# Problem
Make a tally of the lines in the records that include the string "اداره", and give only that number.

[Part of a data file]
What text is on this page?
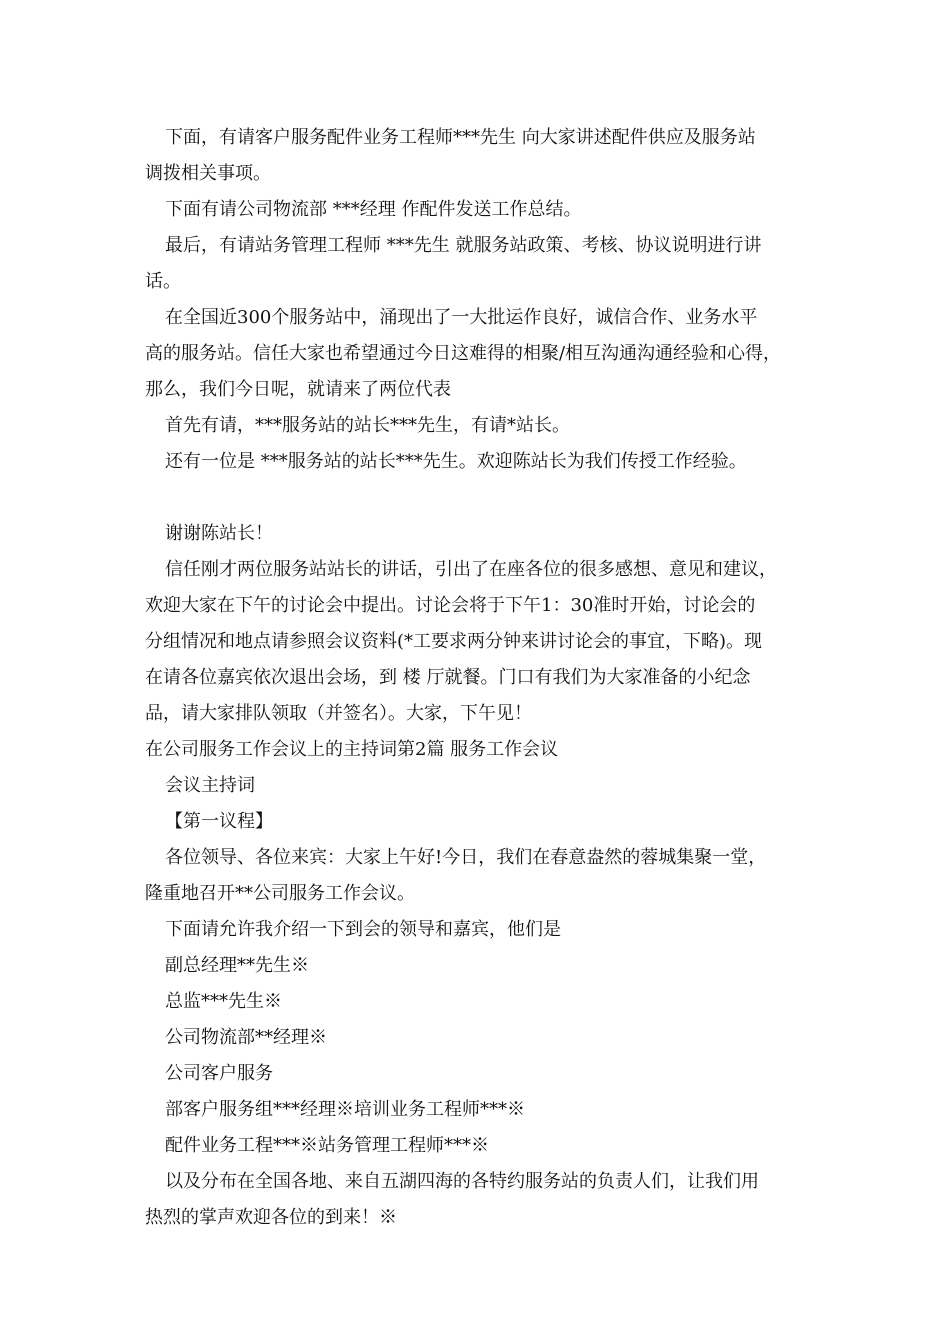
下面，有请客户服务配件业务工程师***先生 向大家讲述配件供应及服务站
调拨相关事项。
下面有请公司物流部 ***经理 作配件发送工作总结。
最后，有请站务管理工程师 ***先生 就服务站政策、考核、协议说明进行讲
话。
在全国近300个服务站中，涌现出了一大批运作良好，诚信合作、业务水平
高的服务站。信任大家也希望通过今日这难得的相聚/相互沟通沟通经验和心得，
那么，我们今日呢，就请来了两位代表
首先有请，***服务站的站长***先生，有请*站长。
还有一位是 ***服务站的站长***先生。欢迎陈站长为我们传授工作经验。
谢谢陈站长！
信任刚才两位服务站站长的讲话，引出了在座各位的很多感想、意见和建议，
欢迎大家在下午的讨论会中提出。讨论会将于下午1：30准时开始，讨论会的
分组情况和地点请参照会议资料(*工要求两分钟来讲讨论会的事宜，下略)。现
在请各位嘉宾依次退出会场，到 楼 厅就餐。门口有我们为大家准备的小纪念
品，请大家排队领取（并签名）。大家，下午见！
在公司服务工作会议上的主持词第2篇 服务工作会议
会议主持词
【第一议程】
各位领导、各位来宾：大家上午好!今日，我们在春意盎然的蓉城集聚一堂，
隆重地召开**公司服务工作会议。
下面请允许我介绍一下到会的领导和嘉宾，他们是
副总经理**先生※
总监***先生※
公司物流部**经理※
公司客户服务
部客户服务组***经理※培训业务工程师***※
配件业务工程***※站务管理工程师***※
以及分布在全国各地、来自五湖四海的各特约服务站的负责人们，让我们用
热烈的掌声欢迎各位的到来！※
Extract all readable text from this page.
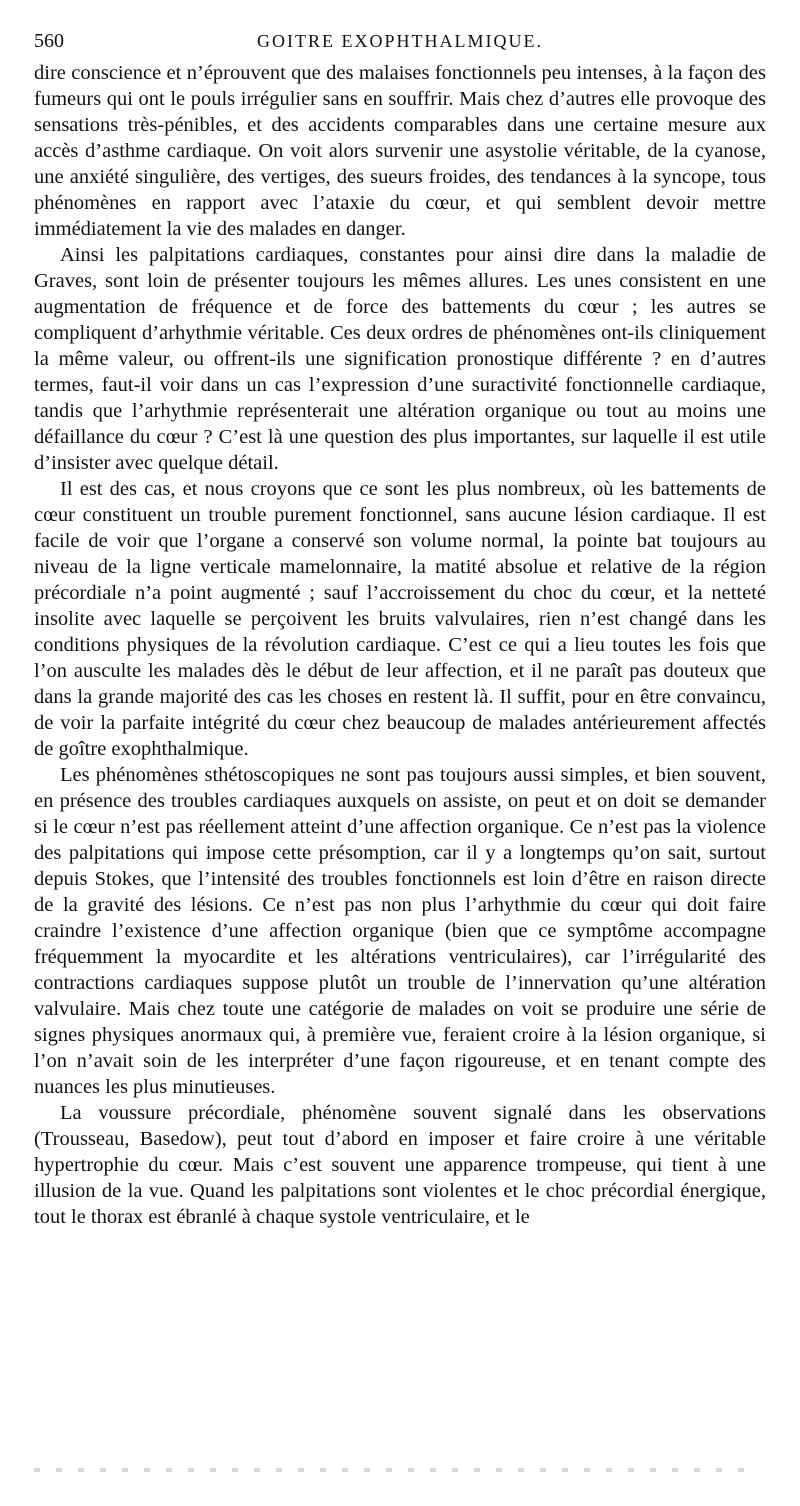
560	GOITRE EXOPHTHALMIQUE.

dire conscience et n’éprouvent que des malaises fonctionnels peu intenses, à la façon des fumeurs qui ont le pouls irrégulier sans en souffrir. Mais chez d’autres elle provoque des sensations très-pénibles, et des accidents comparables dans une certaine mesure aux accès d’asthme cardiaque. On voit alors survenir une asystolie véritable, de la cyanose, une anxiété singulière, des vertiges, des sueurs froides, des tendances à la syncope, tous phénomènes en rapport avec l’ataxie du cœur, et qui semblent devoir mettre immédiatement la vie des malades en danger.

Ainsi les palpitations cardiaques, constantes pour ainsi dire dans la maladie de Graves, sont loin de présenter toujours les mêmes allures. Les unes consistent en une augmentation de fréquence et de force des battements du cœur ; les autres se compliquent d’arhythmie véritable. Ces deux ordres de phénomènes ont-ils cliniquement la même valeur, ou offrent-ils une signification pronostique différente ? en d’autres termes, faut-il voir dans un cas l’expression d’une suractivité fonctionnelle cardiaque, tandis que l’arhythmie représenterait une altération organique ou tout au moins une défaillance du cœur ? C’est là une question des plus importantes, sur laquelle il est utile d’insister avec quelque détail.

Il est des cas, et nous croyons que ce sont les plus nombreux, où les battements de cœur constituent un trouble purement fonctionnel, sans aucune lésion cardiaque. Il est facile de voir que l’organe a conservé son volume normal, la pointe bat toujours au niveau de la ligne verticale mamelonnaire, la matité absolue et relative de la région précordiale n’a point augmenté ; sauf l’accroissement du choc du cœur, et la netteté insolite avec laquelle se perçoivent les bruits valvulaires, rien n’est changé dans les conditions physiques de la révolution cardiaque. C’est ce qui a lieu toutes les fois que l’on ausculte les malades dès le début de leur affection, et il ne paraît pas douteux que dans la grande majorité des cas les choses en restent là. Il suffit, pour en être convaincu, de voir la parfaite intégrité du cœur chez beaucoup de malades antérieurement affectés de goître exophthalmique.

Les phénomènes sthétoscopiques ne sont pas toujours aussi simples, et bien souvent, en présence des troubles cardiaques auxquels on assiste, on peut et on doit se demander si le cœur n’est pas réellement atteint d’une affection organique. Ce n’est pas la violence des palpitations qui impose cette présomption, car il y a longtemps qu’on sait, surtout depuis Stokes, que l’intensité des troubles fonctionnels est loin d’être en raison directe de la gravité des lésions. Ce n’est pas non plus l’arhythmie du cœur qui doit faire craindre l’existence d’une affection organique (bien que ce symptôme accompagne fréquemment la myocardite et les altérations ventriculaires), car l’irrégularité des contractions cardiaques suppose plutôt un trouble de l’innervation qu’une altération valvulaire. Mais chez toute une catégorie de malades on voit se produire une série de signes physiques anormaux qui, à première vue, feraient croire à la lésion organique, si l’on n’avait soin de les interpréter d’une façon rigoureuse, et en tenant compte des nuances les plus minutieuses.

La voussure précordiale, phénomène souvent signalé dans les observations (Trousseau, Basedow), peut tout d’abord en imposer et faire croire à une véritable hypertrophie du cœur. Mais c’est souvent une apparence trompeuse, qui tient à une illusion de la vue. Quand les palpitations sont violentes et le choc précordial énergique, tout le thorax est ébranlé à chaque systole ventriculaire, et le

--

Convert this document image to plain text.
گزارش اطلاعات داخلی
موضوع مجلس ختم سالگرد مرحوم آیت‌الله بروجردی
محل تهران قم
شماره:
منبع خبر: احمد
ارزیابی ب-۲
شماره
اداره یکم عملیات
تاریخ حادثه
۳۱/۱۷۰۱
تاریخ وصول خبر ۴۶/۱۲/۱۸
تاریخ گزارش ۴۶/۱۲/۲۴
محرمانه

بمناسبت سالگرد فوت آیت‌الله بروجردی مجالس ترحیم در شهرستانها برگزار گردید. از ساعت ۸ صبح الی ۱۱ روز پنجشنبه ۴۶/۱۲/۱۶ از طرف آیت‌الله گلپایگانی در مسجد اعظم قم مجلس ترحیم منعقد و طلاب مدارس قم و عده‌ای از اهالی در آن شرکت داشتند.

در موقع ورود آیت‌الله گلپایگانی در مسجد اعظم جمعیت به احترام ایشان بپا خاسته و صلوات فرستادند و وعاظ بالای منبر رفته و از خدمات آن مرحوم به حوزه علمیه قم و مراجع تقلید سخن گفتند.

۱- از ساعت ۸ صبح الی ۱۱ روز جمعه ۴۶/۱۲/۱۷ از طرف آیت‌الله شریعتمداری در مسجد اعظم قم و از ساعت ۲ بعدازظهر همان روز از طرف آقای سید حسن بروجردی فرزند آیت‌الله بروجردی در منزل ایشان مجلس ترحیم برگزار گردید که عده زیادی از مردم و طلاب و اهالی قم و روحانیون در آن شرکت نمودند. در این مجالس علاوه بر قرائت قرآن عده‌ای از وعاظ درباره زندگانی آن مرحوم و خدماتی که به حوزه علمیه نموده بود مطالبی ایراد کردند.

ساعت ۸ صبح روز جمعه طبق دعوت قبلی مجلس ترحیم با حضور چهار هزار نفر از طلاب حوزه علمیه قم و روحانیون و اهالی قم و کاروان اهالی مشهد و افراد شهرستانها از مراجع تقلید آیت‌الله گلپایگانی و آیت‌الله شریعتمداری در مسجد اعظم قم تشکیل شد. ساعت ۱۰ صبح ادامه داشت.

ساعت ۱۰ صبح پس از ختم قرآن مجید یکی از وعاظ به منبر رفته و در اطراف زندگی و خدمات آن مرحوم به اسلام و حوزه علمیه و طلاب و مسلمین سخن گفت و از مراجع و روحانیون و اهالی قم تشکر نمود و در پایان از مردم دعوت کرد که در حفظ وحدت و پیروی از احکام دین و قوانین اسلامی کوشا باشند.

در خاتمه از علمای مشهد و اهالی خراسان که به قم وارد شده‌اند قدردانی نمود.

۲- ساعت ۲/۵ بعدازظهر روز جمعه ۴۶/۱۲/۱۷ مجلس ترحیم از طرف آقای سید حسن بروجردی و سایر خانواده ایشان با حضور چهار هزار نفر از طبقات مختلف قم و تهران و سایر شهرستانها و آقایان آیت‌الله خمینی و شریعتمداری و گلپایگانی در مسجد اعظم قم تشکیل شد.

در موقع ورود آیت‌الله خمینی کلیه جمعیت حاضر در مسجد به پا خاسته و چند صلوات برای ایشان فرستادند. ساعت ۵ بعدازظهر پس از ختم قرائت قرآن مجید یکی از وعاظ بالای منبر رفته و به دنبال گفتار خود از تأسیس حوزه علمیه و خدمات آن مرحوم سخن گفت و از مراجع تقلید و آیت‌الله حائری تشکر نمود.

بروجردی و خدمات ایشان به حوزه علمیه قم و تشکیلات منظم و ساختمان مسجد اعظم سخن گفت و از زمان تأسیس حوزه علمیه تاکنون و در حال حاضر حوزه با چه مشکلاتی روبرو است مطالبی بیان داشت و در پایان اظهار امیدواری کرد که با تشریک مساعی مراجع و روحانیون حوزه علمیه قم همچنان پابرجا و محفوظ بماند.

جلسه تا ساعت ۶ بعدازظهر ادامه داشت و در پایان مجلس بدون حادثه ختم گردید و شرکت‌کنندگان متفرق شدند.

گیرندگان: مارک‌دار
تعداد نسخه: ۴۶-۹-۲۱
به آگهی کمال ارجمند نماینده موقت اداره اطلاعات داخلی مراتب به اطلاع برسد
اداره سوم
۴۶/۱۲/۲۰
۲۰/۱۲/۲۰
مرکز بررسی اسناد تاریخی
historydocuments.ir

==

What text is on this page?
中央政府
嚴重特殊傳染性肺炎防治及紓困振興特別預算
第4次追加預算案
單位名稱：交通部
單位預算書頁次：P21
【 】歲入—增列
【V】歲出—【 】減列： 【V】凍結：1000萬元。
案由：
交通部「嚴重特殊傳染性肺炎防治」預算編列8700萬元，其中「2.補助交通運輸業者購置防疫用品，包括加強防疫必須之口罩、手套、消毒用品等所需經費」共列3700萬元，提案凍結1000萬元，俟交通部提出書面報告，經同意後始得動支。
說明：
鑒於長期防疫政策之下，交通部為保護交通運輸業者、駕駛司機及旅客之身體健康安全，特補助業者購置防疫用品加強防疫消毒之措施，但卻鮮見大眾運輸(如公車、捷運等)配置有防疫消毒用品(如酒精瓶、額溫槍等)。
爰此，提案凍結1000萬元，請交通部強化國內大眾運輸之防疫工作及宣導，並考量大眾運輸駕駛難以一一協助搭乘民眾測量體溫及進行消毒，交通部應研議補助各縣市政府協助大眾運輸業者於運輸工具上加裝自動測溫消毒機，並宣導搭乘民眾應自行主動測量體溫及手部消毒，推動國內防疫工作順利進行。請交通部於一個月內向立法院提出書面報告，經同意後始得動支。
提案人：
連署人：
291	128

# The completed task
3